◆ The data:
----

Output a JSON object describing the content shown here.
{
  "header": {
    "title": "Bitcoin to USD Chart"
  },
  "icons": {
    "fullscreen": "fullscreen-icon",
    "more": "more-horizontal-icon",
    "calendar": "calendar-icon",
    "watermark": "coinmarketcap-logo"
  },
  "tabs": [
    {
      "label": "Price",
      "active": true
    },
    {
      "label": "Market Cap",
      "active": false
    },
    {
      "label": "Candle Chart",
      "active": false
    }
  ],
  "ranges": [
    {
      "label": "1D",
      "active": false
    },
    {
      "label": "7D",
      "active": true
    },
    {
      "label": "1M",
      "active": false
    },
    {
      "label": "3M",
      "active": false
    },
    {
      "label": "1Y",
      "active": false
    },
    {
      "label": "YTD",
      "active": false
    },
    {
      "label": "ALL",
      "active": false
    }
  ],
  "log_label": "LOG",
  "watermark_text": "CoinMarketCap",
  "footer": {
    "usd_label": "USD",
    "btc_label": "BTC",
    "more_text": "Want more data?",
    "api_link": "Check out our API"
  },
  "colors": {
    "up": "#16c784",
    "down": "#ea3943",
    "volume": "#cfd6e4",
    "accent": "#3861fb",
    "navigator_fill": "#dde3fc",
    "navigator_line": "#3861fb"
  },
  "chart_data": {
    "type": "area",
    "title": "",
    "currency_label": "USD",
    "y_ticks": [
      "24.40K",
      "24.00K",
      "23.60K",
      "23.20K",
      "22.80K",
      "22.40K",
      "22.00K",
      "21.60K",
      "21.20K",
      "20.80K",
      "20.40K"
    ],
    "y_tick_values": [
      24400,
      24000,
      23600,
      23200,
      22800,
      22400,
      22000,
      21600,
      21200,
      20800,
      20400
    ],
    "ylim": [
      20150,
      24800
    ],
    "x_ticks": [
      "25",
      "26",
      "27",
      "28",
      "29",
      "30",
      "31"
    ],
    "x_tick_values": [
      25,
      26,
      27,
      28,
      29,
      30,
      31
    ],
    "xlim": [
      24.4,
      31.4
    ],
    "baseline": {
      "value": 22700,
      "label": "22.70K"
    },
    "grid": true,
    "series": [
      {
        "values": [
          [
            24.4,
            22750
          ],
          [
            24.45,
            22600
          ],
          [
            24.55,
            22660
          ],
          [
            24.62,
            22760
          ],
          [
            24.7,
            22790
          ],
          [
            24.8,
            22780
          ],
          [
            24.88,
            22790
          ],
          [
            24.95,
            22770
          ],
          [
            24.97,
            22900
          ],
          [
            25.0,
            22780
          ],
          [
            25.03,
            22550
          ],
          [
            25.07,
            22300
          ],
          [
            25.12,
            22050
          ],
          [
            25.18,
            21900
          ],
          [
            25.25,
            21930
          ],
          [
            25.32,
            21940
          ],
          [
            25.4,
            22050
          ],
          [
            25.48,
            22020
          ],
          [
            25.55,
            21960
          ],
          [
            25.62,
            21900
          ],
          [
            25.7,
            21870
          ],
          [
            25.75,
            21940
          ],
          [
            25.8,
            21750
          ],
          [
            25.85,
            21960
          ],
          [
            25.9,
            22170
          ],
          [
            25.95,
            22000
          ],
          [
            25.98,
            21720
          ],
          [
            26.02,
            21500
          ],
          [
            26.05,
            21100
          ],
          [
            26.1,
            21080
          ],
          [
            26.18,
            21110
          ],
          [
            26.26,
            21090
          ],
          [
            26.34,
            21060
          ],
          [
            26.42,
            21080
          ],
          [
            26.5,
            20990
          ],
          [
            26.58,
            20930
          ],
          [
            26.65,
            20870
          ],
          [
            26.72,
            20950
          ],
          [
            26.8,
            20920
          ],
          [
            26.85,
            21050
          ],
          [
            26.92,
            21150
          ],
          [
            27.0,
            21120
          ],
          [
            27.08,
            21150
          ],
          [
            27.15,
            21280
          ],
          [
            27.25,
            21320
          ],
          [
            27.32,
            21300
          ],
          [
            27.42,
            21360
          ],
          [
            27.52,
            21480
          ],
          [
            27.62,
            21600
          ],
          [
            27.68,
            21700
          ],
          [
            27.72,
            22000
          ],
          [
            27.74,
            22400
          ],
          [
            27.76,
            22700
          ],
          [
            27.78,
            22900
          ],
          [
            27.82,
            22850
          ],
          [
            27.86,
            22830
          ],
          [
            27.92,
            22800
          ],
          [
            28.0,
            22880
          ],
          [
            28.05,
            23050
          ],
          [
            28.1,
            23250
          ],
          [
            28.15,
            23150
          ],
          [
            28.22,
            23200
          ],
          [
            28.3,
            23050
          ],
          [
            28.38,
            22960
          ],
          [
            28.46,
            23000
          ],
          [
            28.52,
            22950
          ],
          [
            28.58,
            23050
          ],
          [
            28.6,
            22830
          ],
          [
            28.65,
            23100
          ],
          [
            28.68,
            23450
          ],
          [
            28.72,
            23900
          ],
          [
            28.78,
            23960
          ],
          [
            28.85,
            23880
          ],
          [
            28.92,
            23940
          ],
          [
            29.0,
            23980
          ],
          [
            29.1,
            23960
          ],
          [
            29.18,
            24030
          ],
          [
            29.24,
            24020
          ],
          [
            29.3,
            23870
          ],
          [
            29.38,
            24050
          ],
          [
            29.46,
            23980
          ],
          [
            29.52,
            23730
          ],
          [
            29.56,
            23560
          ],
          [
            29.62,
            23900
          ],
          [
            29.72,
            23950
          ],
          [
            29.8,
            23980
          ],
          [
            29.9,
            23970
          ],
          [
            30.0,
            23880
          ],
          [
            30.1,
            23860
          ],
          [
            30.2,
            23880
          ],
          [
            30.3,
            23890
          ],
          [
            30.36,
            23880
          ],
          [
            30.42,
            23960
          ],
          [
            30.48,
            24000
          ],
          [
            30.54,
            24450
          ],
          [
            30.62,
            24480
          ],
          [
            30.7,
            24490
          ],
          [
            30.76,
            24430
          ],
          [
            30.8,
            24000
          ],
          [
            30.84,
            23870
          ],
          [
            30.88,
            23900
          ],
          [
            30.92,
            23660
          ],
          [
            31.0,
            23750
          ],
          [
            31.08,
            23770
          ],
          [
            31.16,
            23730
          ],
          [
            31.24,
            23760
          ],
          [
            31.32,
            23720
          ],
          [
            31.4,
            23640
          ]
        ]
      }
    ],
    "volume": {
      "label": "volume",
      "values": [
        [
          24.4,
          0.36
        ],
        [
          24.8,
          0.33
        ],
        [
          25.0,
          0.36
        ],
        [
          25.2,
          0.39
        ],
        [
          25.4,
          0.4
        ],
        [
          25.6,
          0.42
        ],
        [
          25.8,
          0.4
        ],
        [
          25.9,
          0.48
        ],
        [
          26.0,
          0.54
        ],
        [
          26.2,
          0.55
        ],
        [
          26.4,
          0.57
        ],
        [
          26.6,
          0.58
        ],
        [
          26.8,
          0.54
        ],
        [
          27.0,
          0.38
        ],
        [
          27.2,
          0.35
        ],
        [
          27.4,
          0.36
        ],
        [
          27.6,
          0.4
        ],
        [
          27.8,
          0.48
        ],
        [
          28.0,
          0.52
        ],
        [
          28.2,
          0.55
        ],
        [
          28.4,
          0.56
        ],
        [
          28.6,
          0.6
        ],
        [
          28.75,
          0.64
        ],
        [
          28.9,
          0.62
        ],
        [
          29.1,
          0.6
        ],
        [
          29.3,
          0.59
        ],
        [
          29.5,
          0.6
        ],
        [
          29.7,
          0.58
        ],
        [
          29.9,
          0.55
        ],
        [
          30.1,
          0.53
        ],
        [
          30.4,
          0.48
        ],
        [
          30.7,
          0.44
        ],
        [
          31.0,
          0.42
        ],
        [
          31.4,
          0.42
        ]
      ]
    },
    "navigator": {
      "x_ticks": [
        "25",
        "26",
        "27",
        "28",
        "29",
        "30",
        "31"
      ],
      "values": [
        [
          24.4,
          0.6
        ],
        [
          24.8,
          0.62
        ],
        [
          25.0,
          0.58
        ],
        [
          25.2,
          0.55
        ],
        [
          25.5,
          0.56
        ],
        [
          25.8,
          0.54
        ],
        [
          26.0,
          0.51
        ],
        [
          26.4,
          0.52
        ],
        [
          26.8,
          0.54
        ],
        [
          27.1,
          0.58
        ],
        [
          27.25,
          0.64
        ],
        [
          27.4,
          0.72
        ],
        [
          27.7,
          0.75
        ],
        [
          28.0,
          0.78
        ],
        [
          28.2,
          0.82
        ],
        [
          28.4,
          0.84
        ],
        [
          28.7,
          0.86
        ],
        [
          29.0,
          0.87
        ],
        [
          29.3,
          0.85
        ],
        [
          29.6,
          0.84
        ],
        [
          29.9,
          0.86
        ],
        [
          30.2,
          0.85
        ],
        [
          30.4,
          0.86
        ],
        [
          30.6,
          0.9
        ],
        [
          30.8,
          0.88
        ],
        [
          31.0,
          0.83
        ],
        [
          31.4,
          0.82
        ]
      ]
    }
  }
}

----

◆ Stated problem:
Gather each line from the entries above that includes the word "more".

◆ Answer to this problem:
    "more": "more-horizontal-icon",
    "more_text": "Want more data?",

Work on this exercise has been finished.